## PROBLEM TO WORK ON
Every entry below should be repeated exactly; the pictures should not.

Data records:
+===+

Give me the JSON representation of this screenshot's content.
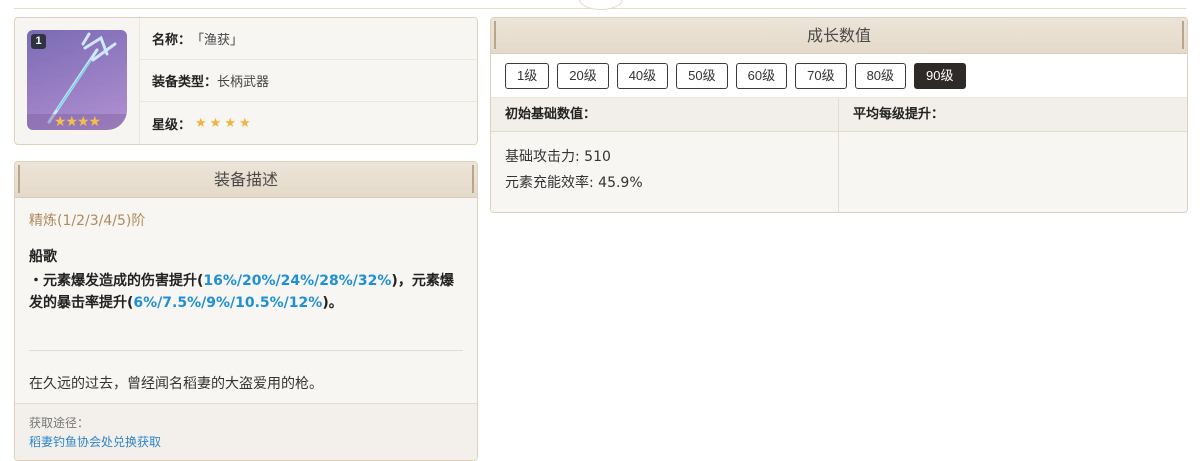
{
  "weapon": {
    "refine_badge": "1",
    "art_stars": "★★★★",
    "name_label": "名称：",
    "name_value": "「渔获」",
    "type_label": "装备类型：",
    "type_value": "长柄武器",
    "rarity_label": "星级：",
    "rarity_stars": "★★★★",
    "rarity": 4
  },
  "description": {
    "header": "装备描述",
    "refine_title": "精炼(1/2/3/4/5)阶",
    "passive_name": "船歌",
    "passive_p1": "・元素爆发造成的伤害提升(",
    "passive_v1": "16%/20%/24%/28%/32%",
    "passive_p2": ")，元素爆发的暴击率提升(",
    "passive_v2": "6%/7.5%/9%/10.5%/12%",
    "passive_p3": ")。",
    "lore": "在久远的过去，曾经闻名稻妻的大盗爱用的枪。",
    "source_label": "获取途径：",
    "source_link": "稻妻钓鱼协会处兑换获取"
  },
  "growth": {
    "header": "成长数值",
    "levels": [
      "1级",
      "20级",
      "40级",
      "50级",
      "60级",
      "70级",
      "80级",
      "90级"
    ],
    "active_level": "90级",
    "col_base": "初始基础数值：",
    "col_avg": "平均每级提升：",
    "stat1": "基础攻击力: 510",
    "stat2": "元素充能效率: 45.9%"
  },
  "colors": {
    "accent_highlight": "#1e90d6",
    "refine_title": "#b08a5c",
    "star": "#f2b33d",
    "active_button": "#2d2a27"
  }
}
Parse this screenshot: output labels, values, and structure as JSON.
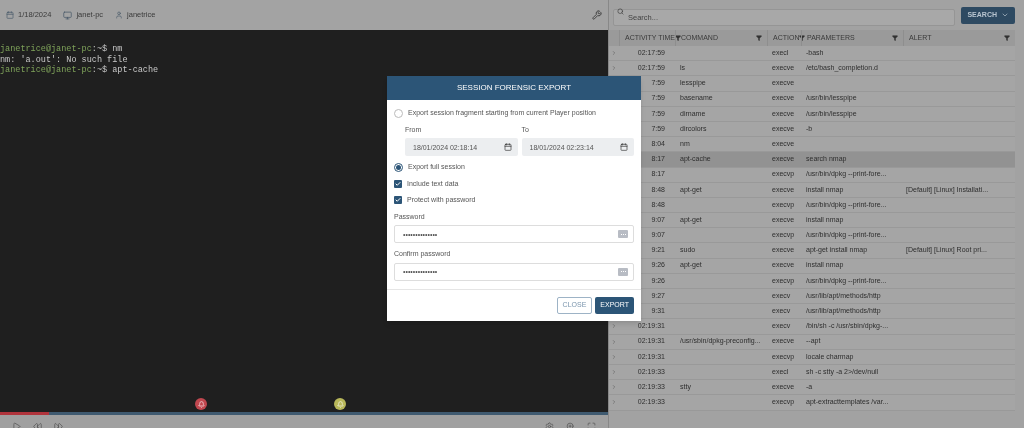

+===+

## RESPONSE TO THE TASK
Give me the JSON representation of this screenshot's content.
{
  "weapon": {
    "refine_badge": "1",
    "art_stars": "★★★★",
    "name_label": "名称：",
    "name_value": "「渔获」",
    "type_label": "装备类型：",
    "type_value": "长柄武器",
    "rarity_label": "星级：",
    "rarity_stars": "★★★★",
    "rarity": 4
  },
  "description": {
    "header": "装备描述",
    "refine_title": "精炼(1/2/3/4/5)阶",
    "passive_name": "船歌",
    "passive_p1": "・元素爆发造成的伤害提升(",
    "passive_v1": "16%/20%/24%/28%/32%",
    "passive_p2": ")，元素爆发的暴击率提升(",
    "passive_v2": "6%/7.5%/9%/10.5%/12%",
    "passive_p3": ")。",
    "lore": "在久远的过去，曾经闻名稻妻的大盗爱用的枪。",
    "source_label": "获取途径：",
    "source_link": "稻妻钓鱼协会处兑换获取"
  },
  "growth": {
    "header": "成长数值",
    "levels": [
      "1级",
      "20级",
      "40级",
      "50级",
      "60级",
      "70级",
      "80级",
      "90级"
    ],
    "active_level": "90级",
    "col_base": "初始基础数值：",
    "col_avg": "平均每级提升：",
    "stat1": "基础攻击力: 510",
    "stat2": "元素充能效率: 45.9%"
  },
  "colors": {
    "accent_highlight": "#1e90d6",
    "refine_title": "#b08a5c",
    "star": "#f2b33d",
    "active_button": "#2d2a27"
  }
}
Parse this screenshot: output labels, values, and structure as JSON.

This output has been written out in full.